**Data shown:**
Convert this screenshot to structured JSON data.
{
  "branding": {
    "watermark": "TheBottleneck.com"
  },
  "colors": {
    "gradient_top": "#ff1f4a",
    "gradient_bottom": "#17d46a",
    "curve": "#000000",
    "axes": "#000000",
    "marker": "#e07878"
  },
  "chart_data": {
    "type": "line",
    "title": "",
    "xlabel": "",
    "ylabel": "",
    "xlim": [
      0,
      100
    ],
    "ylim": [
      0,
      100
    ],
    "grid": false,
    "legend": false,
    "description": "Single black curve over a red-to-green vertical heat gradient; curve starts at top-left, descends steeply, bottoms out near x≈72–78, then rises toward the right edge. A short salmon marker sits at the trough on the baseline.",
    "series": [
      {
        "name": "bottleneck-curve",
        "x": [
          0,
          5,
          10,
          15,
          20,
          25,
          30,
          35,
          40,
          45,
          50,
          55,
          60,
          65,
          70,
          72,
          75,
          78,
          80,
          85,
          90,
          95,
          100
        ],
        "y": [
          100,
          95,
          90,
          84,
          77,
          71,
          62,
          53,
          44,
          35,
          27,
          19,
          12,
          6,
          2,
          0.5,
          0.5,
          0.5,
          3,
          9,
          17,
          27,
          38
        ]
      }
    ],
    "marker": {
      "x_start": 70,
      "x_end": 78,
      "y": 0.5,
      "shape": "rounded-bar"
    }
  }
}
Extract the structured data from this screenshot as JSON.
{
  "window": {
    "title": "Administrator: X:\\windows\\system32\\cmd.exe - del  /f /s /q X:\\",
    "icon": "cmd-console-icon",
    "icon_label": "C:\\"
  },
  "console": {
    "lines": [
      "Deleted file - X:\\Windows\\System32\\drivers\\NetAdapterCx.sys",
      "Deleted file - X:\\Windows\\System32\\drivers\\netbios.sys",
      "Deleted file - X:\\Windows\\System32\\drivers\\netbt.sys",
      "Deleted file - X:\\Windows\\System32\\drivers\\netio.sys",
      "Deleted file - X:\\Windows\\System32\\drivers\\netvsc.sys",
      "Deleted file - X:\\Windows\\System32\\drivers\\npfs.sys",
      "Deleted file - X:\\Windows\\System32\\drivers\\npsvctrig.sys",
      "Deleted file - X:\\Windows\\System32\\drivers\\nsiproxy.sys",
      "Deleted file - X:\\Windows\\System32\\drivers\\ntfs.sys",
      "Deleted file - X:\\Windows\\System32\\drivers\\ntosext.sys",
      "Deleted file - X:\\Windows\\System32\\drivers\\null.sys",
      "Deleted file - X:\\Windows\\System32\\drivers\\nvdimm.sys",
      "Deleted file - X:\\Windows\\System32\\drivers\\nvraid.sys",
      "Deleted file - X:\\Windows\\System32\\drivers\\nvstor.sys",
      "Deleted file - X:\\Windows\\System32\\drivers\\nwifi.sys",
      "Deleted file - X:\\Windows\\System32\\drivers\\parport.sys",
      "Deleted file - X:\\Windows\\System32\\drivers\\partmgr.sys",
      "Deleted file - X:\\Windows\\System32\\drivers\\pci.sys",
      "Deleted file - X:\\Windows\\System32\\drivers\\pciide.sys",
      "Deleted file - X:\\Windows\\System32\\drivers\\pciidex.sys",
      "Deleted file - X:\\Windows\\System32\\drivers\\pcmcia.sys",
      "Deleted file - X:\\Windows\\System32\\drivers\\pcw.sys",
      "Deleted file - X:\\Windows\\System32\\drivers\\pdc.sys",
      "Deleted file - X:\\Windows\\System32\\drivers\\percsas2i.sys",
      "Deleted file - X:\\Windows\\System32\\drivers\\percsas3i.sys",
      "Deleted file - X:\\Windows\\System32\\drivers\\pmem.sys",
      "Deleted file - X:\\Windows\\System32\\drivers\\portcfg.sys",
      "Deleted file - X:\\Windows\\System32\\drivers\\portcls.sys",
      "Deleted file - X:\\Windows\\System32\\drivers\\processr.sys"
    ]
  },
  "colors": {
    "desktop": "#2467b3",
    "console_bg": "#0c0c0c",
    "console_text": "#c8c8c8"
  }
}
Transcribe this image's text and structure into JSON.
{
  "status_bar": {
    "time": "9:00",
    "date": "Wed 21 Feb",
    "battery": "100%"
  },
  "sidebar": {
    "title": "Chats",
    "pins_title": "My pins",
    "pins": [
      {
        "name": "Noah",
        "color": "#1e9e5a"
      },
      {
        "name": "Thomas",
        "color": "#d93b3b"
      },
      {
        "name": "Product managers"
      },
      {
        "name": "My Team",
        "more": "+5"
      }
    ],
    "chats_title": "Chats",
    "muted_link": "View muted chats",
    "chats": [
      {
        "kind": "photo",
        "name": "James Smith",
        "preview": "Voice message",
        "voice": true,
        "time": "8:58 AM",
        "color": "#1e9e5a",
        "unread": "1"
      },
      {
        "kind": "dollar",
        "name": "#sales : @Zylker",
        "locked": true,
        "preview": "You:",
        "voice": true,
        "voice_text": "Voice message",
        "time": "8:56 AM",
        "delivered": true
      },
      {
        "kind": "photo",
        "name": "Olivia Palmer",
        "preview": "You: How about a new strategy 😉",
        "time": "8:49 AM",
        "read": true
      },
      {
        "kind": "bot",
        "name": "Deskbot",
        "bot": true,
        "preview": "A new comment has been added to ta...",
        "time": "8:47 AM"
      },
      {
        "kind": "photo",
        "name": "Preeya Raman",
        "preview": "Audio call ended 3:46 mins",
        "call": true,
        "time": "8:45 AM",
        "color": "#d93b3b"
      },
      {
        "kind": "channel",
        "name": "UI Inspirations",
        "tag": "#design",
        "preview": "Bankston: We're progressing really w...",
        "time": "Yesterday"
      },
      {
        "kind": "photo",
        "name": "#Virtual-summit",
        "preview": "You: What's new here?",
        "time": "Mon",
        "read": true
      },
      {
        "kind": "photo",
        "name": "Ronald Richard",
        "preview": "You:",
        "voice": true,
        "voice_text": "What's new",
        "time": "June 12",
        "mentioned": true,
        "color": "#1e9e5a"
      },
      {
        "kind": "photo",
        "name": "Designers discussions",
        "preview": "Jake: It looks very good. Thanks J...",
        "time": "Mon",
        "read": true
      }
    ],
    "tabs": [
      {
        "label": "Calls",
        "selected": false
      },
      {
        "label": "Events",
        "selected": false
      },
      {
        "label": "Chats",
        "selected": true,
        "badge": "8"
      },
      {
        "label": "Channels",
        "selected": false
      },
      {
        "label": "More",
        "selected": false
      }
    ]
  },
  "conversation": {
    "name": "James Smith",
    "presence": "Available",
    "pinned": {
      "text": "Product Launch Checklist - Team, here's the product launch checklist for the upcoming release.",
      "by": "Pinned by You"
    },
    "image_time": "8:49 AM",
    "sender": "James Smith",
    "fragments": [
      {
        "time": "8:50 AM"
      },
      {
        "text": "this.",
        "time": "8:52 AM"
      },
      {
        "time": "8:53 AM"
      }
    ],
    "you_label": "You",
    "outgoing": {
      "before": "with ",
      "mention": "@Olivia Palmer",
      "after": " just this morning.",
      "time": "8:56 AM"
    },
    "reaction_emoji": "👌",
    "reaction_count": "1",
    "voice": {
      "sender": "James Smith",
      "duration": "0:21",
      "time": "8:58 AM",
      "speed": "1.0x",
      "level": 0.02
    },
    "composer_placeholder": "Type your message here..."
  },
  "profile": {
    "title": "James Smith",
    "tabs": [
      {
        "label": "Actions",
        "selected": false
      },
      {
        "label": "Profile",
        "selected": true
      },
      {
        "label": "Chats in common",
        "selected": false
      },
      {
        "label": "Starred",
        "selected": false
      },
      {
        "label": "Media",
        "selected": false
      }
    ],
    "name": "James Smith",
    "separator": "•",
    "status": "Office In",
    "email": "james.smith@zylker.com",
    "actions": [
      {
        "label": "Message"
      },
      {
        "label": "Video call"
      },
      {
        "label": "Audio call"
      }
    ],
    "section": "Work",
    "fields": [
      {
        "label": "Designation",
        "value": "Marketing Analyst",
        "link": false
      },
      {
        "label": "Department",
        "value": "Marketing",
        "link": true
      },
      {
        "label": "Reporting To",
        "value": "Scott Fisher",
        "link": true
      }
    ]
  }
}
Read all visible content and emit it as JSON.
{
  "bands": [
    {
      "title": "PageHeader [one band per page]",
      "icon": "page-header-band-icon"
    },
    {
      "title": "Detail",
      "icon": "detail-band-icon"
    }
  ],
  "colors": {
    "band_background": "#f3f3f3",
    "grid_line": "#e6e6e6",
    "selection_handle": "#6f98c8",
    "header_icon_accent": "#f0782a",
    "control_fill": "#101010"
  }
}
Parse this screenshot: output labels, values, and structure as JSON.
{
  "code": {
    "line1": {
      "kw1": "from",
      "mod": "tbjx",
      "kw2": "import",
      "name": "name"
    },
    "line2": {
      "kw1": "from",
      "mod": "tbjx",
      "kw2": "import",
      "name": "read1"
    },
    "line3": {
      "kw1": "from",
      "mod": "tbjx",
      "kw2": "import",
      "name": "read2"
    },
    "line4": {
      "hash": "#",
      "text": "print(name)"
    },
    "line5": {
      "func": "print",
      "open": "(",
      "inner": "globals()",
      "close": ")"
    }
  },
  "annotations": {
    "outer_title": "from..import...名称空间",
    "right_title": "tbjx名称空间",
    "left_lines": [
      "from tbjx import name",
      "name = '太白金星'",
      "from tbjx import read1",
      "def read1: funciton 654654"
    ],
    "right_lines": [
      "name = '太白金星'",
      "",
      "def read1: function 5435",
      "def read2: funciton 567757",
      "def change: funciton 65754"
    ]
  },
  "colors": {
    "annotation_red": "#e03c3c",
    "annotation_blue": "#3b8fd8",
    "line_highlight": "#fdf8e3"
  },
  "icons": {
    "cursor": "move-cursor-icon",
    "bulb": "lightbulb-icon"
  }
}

**Task directions:** Show the lines of the data that hold the word "Palmer".

**Solution to this task:**
        "name": "Olivia Palmer",
      "mention": "@Olivia Palmer",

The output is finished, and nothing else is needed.